(Stored entries)

=-=-=-=-=

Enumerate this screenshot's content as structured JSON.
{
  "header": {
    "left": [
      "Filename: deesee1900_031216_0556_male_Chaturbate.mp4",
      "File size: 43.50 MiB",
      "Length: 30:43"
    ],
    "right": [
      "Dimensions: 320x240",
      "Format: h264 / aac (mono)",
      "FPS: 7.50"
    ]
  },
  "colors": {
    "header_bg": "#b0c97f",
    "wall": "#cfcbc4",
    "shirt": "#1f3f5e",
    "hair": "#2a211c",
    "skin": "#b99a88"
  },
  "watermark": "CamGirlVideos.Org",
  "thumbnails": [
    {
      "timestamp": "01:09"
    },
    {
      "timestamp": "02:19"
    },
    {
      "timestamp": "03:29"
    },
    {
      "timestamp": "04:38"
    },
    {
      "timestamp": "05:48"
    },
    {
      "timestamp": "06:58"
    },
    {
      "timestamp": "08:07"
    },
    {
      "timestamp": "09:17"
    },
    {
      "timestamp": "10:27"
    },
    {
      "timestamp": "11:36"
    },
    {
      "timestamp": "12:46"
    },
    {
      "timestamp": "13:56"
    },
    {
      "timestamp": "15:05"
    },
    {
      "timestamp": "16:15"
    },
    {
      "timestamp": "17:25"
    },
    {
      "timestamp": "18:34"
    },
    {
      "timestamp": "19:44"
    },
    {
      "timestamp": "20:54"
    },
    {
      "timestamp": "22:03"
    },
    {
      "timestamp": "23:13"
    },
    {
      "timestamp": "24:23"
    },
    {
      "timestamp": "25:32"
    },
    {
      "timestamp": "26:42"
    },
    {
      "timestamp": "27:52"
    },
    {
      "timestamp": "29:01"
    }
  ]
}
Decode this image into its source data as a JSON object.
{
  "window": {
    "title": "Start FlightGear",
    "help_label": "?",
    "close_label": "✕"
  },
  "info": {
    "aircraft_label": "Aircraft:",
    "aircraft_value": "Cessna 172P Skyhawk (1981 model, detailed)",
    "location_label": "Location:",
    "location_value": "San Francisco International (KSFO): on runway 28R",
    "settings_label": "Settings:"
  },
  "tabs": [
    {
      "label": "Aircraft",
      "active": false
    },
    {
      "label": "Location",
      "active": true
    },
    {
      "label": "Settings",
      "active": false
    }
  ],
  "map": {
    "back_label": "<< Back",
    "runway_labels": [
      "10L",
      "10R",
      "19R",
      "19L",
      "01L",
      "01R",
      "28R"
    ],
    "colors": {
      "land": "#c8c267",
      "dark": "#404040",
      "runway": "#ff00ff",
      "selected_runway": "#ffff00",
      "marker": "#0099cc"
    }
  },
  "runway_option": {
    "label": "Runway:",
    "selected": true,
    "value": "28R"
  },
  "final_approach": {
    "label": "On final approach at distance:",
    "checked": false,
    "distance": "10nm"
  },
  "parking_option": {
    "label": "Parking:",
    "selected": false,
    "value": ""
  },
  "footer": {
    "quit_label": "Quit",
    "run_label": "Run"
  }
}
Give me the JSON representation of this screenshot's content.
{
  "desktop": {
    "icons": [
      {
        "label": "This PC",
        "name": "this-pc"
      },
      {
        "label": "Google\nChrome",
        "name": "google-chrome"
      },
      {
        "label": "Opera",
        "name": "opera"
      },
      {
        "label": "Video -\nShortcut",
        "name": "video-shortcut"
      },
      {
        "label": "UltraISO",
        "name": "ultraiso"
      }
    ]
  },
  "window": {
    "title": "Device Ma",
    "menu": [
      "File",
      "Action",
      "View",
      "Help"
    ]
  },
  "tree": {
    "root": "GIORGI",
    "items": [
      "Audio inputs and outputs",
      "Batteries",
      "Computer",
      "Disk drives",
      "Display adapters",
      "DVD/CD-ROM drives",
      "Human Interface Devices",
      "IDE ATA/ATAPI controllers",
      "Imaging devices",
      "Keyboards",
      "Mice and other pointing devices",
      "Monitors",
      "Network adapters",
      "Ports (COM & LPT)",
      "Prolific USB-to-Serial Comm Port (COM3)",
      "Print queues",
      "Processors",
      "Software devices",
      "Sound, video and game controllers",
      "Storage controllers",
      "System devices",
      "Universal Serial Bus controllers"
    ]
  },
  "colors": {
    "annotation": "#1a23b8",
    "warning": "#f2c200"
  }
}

=-=-=-=-=

Set down the entries verbatim, leaving none out.

#### THE REPLY
Enumerate this screenshot's content as structured JSON.
{
  "header": {
    "left": [
      "Filename: deesee1900_031216_0556_male_Chaturbate.mp4",
      "File size: 43.50 MiB",
      "Length: 30:43"
    ],
    "right": [
      "Dimensions: 320x240",
      "Format: h264 / aac (mono)",
      "FPS: 7.50"
    ]
  },
  "colors": {
    "header_bg": "#b0c97f",
    "wall": "#cfcbc4",
    "shirt": "#1f3f5e",
    "hair": "#2a211c",
    "skin": "#b99a88"
  },
  "watermark": "CamGirlVideos.Org",
  "thumbnails": [
    {
      "timestamp": "01:09"
    },
    {
      "timestamp": "02:19"
    },
    {
      "timestamp": "03:29"
    },
    {
      "timestamp": "04:38"
    },
    {
      "timestamp": "05:48"
    },
    {
      "timestamp": "06:58"
    },
    {
      "timestamp": "08:07"
    },
    {
      "timestamp": "09:17"
    },
    {
      "timestamp": "10:27"
    },
    {
      "timestamp": "11:36"
    },
    {
      "timestamp": "12:46"
    },
    {
      "timestamp": "13:56"
    },
    {
      "timestamp": "15:05"
    },
    {
      "timestamp": "16:15"
    },
    {
      "timestamp": "17:25"
    },
    {
      "timestamp": "18:34"
    },
    {
      "timestamp": "19:44"
    },
    {
      "timestamp": "20:54"
    },
    {
      "timestamp": "22:03"
    },
    {
      "timestamp": "23:13"
    },
    {
      "timestamp": "24:23"
    },
    {
      "timestamp": "25:32"
    },
    {
      "timestamp": "26:42"
    },
    {
      "timestamp": "27:52"
    },
    {
      "timestamp": "29:01"
    }
  ]
}
Decode this image into its source data as a JSON object.
{
  "window": {
    "title": "Start FlightGear",
    "help_label": "?",
    "close_label": "✕"
  },
  "info": {
    "aircraft_label": "Aircraft:",
    "aircraft_value": "Cessna 172P Skyhawk (1981 model, detailed)",
    "location_label": "Location:",
    "location_value": "San Francisco International (KSFO): on runway 28R",
    "settings_label": "Settings:"
  },
  "tabs": [
    {
      "label": "Aircraft",
      "active": false
    },
    {
      "label": "Location",
      "active": true
    },
    {
      "label": "Settings",
      "active": false
    }
  ],
  "map": {
    "back_label": "<< Back",
    "runway_labels": [
      "10L",
      "10R",
      "19R",
      "19L",
      "01L",
      "01R",
      "28R"
    ],
    "colors": {
      "land": "#c8c267",
      "dark": "#404040",
      "runway": "#ff00ff",
      "selected_runway": "#ffff00",
      "marker": "#0099cc"
    }
  },
  "runway_option": {
    "label": "Runway:",
    "selected": true,
    "value": "28R"
  },
  "final_approach": {
    "label": "On final approach at distance:",
    "checked": false,
    "distance": "10nm"
  },
  "parking_option": {
    "label": "Parking:",
    "selected": false,
    "value": ""
  },
  "footer": {
    "quit_label": "Quit",
    "run_label": "Run"
  }
}
Give me the JSON representation of this screenshot's content.
{
  "desktop": {
    "icons": [
      {
        "label": "This PC",
        "name": "this-pc"
      },
      {
        "label": "Google\nChrome",
        "name": "google-chrome"
      },
      {
        "label": "Opera",
        "name": "opera"
      },
      {
        "label": "Video -\nShortcut",
        "name": "video-shortcut"
      },
      {
        "label": "UltraISO",
        "name": "ultraiso"
      }
    ]
  },
  "window": {
    "title": "Device Ma",
    "menu": [
      "File",
      "Action",
      "View",
      "Help"
    ]
  },
  "tree": {
    "root": "GIORGI",
    "items": [
      "Audio inputs and outputs",
      "Batteries",
      "Computer",
      "Disk drives",
      "Display adapters",
      "DVD/CD-ROM drives",
      "Human Interface Devices",
      "IDE ATA/ATAPI controllers",
      "Imaging devices",
      "Keyboards",
      "Mice and other pointing devices",
      "Monitors",
      "Network adapters",
      "Ports (COM & LPT)",
      "Prolific USB-to-Serial Comm Port (COM3)",
      "Print queues",
      "Processors",
      "Software devices",
      "Sound, video and game controllers",
      "Storage controllers",
      "System devices",
      "Universal Serial Bus controllers"
    ]
  },
  "colors": {
    "annotation": "#1a23b8",
    "warning": "#f2c200"
  }
}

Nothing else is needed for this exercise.